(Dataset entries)
******

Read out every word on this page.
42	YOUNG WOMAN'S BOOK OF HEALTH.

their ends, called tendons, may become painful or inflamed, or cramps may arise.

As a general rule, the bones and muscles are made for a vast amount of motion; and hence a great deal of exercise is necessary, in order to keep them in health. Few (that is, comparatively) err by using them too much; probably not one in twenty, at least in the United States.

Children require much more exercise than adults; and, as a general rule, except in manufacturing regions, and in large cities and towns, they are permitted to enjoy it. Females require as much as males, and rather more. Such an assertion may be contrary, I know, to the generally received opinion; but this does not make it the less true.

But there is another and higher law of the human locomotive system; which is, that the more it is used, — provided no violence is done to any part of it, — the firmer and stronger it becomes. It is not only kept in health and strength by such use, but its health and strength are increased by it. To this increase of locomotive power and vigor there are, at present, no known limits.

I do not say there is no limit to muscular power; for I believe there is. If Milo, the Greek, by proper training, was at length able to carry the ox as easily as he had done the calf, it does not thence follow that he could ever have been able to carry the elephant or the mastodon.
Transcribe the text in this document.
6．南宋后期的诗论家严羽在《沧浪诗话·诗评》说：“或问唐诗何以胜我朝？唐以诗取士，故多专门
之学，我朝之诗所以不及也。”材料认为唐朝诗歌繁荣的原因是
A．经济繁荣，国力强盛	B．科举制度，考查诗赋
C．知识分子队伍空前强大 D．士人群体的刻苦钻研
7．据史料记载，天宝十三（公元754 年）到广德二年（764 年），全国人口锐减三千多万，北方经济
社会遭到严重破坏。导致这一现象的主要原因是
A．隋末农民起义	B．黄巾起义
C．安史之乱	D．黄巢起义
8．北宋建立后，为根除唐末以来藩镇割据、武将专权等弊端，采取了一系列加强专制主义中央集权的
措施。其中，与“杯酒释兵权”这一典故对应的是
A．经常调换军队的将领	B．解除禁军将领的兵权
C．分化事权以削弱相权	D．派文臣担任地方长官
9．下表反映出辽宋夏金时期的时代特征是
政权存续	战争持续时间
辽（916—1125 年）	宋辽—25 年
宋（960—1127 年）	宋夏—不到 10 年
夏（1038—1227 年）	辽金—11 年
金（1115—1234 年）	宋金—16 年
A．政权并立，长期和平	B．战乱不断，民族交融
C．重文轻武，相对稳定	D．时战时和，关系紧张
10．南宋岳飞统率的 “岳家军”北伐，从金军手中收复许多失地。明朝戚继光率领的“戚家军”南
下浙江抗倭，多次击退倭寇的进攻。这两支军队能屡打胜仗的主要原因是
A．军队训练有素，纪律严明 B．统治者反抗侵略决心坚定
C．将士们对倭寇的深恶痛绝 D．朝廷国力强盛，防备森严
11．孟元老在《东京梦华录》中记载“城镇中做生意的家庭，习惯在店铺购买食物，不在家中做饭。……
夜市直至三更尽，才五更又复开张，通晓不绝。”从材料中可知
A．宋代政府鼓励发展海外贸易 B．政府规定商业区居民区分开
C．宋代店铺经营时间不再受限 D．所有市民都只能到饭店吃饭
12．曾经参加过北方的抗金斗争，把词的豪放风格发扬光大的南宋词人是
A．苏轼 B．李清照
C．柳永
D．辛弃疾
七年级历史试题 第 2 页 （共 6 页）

******

Each line of the listing should be echoed back exactly.

Read out every word on this page.
42	YOUNG WOMAN'S BOOK OF HEALTH.

their ends, called tendons, may become painful or inflamed, or cramps may arise.

As a general rule, the bones and muscles are made for a vast amount of motion; and hence a great deal of exercise is necessary, in order to keep them in health. Few (that is, comparatively) err by using them too much; probably not one in twenty, at least in the United States.

Children require much more exercise than adults; and, as a general rule, except in manufacturing regions, and in large cities and towns, they are permitted to enjoy it. Females require as much as males, and rather more. Such an assertion may be contrary, I know, to the generally received opinion; but this does not make it the less true.

But there is another and higher law of the human locomotive system; which is, that the more it is used, — provided no violence is done to any part of it, — the firmer and stronger it becomes. It is not only kept in health and strength by such use, but its health and strength are increased by it. To this increase of locomotive power and vigor there are, at present, no known limits.

I do not say there is no limit to muscular power; for I believe there is. If Milo, the Greek, by proper training, was at length able to carry the ox as easily as he had done the calf, it does not thence follow that he could ever have been able to carry the elephant or the mastodon.
Transcribe the text in this document.
6．南宋后期的诗论家严羽在《沧浪诗话·诗评》说：“或问唐诗何以胜我朝？唐以诗取士，故多专门
之学，我朝之诗所以不及也。”材料认为唐朝诗歌繁荣的原因是
A．经济繁荣，国力强盛	B．科举制度，考查诗赋
C．知识分子队伍空前强大 D．士人群体的刻苦钻研
7．据史料记载，天宝十三（公元754 年）到广德二年（764 年），全国人口锐减三千多万，北方经济
社会遭到严重破坏。导致这一现象的主要原因是
A．隋末农民起义	B．黄巾起义
C．安史之乱	D．黄巢起义
8．北宋建立后，为根除唐末以来藩镇割据、武将专权等弊端，采取了一系列加强专制主义中央集权的
措施。其中，与“杯酒释兵权”这一典故对应的是
A．经常调换军队的将领	B．解除禁军将领的兵权
C．分化事权以削弱相权	D．派文臣担任地方长官
9．下表反映出辽宋夏金时期的时代特征是
政权存续	战争持续时间
辽（916—1125 年）	宋辽—25 年
宋（960—1127 年）	宋夏—不到 10 年
夏（1038—1227 年）	辽金—11 年
金（1115—1234 年）	宋金—16 年
A．政权并立，长期和平	B．战乱不断，民族交融
C．重文轻武，相对稳定	D．时战时和，关系紧张
10．南宋岳飞统率的 “岳家军”北伐，从金军手中收复许多失地。明朝戚继光率领的“戚家军”南
下浙江抗倭，多次击退倭寇的进攻。这两支军队能屡打胜仗的主要原因是
A．军队训练有素，纪律严明 B．统治者反抗侵略决心坚定
C．将士们对倭寇的深恶痛绝 D．朝廷国力强盛，防备森严
11．孟元老在《东京梦华录》中记载“城镇中做生意的家庭，习惯在店铺购买食物，不在家中做饭。……
夜市直至三更尽，才五更又复开张，通晓不绝。”从材料中可知
A．宋代政府鼓励发展海外贸易 B．政府规定商业区居民区分开
C．宋代店铺经营时间不再受限 D．所有市民都只能到饭店吃饭
12．曾经参加过北方的抗金斗争，把词的豪放风格发扬光大的南宋词人是
A．苏轼 B．李清照
C．柳永
D．辛弃疾
七年级历史试题 第 2 页 （共 6 页）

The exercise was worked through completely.